Look for the word "name" in the entries below, then copy every line that has it.

[Stored data]
↓
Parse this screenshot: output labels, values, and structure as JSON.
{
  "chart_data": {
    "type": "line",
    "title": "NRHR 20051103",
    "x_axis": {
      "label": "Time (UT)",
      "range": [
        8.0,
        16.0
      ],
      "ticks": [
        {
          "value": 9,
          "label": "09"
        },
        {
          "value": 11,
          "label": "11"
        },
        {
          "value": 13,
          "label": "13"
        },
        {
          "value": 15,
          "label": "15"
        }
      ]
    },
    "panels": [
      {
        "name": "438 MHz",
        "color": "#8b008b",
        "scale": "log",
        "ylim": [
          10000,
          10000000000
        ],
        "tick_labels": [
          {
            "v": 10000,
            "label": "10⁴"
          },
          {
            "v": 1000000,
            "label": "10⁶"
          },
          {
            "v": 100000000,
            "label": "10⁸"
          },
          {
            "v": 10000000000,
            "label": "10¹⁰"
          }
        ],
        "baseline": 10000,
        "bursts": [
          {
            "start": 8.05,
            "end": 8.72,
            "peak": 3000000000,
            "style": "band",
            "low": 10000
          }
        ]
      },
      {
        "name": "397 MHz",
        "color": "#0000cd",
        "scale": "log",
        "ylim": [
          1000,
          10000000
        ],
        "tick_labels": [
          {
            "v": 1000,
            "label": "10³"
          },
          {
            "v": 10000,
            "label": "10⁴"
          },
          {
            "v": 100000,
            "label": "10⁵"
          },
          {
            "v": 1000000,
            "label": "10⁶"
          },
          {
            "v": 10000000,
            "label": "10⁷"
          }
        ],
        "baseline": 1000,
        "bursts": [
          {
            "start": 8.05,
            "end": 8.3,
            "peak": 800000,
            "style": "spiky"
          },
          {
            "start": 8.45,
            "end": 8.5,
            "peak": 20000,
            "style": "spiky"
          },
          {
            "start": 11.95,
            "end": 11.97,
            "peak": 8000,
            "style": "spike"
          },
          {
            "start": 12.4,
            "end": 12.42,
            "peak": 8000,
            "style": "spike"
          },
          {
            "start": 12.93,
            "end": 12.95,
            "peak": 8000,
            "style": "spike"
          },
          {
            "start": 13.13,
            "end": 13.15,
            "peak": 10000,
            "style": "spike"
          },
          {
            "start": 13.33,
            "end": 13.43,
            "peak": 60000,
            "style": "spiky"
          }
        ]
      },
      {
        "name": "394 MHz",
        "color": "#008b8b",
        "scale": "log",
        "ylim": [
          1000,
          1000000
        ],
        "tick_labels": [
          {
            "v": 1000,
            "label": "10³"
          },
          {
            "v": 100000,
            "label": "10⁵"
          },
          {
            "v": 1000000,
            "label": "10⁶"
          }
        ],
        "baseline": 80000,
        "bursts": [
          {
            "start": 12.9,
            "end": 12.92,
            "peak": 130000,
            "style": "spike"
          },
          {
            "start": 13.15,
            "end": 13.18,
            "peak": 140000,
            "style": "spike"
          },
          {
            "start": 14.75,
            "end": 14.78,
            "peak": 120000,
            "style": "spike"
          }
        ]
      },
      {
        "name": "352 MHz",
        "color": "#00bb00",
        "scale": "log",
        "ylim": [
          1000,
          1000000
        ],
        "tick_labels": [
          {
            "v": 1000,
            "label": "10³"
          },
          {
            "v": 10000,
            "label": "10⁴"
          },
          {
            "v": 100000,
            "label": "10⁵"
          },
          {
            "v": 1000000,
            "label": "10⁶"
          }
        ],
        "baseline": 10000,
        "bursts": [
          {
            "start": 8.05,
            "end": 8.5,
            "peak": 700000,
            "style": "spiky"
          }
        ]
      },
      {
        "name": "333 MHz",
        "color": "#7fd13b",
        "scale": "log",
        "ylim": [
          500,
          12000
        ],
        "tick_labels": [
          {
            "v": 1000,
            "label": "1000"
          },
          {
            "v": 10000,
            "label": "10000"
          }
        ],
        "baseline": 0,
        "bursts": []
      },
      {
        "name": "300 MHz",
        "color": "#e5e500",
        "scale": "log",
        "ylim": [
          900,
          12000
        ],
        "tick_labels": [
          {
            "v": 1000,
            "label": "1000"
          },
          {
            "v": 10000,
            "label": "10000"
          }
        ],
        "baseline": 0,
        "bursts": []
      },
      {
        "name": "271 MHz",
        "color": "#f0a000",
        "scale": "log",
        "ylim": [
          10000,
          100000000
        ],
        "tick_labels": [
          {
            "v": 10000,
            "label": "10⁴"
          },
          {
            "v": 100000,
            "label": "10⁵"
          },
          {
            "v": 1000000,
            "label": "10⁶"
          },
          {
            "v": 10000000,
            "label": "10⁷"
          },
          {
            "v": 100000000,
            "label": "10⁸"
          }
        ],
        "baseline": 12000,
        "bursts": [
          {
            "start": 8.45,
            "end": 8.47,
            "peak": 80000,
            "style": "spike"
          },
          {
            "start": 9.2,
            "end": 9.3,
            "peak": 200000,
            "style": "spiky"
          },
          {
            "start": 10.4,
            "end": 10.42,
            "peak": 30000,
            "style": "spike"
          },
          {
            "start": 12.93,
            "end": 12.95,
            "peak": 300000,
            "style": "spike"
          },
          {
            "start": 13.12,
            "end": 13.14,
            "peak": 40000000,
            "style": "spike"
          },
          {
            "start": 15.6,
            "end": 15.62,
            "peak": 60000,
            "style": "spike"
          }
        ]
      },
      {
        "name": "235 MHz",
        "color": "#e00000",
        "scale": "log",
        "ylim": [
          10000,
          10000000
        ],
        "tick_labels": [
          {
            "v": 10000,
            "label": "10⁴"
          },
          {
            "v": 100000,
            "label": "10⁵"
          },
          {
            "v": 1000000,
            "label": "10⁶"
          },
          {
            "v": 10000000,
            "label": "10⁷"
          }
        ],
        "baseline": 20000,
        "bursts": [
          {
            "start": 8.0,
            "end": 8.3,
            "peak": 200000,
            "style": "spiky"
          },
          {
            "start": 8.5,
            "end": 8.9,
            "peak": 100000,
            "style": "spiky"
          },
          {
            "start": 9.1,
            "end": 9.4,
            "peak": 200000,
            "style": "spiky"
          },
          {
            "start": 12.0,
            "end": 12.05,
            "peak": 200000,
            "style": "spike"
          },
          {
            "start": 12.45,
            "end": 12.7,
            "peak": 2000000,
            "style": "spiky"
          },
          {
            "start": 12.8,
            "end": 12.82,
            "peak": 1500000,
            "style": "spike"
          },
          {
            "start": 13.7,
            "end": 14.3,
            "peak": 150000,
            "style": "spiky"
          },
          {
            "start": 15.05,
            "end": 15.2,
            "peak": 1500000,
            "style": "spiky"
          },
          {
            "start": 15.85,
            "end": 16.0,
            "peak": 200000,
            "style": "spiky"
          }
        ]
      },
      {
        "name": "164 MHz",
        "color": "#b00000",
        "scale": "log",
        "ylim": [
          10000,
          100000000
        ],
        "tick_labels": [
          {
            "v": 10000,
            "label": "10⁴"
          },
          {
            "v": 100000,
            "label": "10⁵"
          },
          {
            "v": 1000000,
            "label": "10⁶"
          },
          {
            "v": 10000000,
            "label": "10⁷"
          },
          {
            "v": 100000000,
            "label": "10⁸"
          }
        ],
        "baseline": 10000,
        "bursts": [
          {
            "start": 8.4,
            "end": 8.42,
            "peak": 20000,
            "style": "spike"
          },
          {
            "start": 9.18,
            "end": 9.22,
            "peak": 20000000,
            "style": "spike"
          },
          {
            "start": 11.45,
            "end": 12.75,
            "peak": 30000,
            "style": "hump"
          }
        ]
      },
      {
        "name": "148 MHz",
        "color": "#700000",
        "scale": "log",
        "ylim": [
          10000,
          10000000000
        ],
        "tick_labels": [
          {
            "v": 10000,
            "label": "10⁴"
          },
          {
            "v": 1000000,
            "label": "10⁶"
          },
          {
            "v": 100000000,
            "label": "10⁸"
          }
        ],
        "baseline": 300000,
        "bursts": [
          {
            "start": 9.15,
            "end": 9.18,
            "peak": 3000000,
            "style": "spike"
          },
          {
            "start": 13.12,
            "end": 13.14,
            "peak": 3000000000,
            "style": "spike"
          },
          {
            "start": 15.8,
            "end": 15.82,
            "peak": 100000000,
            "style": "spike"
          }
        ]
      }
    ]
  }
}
↑
[Result of the exercise]
        "name": "438 MHz",
        "name": "397 MHz",
        "name": "394 MHz",
        "name": "352 MHz",
        "name": "333 MHz",
        "name": "300 MHz",
        "name": "271 MHz",
        "name": "235 MHz",
        "name": "164 MHz",
        "name": "148 MHz",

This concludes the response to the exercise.